--- begin Records for processing ---

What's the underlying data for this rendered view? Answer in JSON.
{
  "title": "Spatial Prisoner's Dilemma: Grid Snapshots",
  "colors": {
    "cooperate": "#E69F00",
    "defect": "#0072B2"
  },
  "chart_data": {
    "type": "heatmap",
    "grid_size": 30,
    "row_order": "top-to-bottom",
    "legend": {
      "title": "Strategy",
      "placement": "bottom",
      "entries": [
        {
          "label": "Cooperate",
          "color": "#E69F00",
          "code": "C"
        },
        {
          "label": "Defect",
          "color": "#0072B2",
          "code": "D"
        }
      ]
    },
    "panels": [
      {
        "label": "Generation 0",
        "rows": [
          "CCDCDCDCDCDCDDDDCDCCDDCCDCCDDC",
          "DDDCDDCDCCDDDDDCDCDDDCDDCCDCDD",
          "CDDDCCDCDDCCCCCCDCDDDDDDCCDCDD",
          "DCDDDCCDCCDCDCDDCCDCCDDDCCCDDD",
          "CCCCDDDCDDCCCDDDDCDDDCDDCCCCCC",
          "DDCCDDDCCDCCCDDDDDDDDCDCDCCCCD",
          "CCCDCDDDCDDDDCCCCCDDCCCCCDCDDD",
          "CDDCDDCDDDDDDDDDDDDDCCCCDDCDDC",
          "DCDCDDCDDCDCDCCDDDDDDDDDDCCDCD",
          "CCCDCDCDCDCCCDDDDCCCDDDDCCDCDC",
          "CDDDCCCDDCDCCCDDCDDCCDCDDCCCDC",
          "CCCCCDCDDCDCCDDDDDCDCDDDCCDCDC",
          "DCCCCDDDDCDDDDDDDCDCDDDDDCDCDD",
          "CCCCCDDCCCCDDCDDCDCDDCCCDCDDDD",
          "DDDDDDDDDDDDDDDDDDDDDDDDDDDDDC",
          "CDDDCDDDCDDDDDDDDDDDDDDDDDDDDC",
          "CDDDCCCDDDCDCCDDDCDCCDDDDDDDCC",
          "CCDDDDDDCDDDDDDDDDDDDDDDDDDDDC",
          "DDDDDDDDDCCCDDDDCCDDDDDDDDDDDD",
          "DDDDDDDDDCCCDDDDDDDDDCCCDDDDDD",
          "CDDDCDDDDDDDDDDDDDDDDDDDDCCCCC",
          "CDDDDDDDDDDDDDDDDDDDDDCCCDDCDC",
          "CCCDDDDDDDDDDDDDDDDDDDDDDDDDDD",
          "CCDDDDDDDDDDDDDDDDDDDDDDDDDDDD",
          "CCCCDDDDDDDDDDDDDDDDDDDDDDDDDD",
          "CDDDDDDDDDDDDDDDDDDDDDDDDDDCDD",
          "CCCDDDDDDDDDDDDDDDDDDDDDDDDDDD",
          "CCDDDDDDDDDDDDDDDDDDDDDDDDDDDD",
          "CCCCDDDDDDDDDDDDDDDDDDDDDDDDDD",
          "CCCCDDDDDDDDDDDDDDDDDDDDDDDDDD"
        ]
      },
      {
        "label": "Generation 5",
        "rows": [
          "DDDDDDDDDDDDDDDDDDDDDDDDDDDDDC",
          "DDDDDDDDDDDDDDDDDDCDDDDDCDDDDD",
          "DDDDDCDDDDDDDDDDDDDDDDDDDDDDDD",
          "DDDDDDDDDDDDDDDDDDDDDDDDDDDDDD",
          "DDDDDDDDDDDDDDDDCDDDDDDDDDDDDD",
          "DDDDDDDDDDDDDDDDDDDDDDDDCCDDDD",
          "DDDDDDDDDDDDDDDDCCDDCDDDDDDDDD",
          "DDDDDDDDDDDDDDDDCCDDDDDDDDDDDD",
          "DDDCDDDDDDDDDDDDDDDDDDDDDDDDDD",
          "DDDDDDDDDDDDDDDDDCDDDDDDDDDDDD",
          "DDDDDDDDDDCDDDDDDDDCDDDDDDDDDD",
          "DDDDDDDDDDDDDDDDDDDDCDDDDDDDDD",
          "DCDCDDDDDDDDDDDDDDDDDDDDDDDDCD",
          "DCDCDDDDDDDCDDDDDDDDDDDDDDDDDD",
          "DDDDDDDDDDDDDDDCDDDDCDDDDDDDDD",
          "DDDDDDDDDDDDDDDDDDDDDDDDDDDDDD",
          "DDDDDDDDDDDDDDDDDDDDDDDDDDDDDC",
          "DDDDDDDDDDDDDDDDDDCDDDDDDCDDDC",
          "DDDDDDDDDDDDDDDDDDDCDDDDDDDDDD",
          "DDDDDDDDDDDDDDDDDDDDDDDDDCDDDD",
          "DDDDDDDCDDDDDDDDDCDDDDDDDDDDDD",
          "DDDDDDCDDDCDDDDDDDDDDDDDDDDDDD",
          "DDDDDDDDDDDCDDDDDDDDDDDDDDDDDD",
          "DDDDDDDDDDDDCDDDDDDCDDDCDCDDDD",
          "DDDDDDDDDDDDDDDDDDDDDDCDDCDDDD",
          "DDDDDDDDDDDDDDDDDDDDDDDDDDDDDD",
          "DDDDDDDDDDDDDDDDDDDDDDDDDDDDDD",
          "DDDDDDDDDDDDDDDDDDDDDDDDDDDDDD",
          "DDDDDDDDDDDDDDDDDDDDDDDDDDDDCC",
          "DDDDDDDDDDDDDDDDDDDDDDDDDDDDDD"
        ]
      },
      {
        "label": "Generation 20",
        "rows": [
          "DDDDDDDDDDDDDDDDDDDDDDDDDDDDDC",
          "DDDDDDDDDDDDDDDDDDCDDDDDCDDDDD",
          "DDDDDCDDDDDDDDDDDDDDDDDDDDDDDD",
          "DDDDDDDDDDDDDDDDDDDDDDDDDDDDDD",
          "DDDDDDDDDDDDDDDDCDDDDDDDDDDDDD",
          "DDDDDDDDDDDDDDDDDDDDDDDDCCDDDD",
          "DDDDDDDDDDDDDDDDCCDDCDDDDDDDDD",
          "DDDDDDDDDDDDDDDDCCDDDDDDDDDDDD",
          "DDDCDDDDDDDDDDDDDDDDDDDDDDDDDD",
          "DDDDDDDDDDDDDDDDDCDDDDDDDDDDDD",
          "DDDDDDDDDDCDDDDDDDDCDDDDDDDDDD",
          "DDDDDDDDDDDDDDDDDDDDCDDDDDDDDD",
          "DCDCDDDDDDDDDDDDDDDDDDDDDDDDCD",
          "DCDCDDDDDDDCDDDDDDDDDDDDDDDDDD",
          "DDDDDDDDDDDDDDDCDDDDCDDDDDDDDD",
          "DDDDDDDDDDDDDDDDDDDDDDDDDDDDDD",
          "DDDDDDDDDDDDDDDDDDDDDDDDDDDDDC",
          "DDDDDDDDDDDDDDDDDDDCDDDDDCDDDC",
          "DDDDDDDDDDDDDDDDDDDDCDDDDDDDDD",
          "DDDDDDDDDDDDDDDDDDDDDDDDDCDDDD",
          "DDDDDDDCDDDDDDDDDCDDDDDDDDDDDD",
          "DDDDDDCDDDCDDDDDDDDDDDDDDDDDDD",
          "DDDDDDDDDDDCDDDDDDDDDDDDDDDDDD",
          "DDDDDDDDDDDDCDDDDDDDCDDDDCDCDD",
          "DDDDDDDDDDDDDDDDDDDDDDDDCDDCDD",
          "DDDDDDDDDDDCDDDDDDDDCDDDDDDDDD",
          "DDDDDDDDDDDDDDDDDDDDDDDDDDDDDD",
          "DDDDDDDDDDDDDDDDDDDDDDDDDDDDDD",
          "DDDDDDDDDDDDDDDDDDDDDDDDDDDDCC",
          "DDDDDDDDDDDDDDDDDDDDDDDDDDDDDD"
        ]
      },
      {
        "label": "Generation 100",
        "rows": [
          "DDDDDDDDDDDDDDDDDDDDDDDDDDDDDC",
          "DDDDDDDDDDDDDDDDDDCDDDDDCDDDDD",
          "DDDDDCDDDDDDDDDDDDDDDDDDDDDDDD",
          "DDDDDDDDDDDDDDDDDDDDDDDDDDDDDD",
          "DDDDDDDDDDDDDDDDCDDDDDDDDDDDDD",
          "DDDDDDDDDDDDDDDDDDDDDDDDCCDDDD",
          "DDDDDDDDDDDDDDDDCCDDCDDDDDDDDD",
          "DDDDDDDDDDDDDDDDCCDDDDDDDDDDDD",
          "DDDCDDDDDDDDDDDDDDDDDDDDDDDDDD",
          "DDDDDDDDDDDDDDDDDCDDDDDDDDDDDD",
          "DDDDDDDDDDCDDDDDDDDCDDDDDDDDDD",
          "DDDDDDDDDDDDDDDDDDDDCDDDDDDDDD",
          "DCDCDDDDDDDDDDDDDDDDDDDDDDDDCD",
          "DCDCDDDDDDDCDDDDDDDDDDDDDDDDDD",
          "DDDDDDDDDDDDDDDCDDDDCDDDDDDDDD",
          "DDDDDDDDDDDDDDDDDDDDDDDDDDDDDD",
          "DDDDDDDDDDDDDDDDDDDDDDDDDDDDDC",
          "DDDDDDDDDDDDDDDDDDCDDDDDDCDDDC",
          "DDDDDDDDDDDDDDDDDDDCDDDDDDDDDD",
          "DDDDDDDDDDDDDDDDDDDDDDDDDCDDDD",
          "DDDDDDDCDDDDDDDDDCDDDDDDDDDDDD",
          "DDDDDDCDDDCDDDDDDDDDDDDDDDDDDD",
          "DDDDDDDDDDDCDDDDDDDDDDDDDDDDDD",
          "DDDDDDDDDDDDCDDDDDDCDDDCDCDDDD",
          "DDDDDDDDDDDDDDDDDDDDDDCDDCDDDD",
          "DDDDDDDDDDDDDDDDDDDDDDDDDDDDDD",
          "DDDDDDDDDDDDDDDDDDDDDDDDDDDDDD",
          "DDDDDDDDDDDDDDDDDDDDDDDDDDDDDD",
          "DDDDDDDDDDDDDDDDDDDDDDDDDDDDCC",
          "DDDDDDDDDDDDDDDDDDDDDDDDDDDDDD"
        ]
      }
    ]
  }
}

--- end Records for processing ---

# Objective:
Scan the lines for the string "title". Pick out every line that has it.

# Response below:
  "title": "Spatial Prisoner's Dilemma: Grid Snapshots",
      "title": "Strategy",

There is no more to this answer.